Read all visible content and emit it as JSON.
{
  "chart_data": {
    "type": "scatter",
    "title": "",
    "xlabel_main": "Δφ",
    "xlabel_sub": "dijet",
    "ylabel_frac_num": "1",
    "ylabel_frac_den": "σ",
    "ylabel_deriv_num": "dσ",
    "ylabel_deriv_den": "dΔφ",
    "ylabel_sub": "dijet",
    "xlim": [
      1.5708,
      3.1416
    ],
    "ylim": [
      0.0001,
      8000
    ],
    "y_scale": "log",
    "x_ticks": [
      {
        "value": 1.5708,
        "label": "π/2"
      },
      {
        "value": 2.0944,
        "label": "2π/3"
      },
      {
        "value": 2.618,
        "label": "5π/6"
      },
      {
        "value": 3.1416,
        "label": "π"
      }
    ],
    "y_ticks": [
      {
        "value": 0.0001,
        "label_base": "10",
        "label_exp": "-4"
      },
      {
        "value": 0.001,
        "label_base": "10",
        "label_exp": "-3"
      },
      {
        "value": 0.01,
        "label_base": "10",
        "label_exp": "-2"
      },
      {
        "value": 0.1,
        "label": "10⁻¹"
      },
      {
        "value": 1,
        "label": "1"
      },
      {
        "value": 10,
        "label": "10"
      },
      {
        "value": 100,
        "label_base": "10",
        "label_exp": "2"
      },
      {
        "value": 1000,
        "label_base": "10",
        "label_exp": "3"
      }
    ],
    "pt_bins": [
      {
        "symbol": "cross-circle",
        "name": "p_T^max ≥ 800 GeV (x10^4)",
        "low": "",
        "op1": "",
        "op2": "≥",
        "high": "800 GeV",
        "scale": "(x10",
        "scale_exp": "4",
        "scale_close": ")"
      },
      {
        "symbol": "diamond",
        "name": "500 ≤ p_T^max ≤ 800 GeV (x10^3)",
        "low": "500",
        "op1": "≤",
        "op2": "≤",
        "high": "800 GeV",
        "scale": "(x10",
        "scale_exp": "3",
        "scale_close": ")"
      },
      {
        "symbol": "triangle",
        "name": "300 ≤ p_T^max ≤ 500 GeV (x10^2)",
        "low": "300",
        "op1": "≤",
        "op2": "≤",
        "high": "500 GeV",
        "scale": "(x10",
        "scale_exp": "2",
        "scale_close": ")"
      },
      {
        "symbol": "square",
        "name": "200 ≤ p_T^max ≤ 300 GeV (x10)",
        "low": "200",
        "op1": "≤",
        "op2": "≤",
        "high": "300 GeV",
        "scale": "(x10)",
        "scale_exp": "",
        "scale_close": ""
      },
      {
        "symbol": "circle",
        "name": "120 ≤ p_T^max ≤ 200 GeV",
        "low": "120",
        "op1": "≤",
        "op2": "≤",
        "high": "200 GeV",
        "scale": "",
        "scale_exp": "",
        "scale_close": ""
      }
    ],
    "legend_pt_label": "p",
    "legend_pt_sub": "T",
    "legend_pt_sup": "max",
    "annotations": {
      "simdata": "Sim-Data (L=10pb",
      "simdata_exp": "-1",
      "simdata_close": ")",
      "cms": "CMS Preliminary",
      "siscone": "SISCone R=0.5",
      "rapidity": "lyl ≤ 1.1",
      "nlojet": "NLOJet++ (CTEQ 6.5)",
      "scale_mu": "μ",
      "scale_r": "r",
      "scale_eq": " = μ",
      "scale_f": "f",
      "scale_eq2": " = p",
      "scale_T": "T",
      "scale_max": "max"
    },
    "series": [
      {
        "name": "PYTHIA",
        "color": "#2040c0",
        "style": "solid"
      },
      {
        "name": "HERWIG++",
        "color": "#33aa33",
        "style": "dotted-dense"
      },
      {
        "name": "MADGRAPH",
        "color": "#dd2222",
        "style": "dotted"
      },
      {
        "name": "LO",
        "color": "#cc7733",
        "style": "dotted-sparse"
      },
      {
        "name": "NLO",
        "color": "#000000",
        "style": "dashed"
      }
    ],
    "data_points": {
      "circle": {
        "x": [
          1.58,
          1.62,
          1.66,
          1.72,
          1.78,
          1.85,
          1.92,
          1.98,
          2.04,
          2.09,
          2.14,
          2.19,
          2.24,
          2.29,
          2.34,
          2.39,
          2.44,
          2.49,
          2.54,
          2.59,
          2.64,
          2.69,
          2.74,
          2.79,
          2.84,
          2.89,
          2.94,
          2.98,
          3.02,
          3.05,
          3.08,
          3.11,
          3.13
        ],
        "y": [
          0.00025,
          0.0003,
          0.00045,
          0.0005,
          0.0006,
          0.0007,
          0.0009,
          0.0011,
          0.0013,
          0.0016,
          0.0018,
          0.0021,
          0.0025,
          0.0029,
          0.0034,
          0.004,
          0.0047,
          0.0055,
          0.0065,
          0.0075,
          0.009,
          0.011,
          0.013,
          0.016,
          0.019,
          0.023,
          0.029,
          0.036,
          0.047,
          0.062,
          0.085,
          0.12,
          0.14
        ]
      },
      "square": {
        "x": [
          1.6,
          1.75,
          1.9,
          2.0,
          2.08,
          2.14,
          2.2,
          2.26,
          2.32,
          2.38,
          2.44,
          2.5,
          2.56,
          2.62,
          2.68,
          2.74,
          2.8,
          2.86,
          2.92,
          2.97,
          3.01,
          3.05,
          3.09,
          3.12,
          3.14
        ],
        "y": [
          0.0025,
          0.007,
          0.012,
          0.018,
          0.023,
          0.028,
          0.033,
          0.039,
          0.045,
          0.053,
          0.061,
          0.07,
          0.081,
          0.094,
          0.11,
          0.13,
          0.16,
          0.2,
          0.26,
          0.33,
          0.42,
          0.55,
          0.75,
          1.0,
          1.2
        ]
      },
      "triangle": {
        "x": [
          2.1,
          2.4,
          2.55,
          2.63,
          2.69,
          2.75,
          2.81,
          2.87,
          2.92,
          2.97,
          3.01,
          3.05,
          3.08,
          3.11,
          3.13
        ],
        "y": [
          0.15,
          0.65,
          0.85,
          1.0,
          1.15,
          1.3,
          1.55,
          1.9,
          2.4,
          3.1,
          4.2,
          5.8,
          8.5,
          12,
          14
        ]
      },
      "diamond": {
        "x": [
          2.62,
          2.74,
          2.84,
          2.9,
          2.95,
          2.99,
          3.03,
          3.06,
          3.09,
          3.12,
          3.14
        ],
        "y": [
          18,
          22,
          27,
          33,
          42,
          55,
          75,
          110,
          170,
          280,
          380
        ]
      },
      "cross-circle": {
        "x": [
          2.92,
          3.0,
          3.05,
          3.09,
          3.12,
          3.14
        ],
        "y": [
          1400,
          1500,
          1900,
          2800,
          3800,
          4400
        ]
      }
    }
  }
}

§ TASK OBJECTIVE
Tell how many lines of the data above hold the string "style". Give only the number.

§ THE ANSWER
5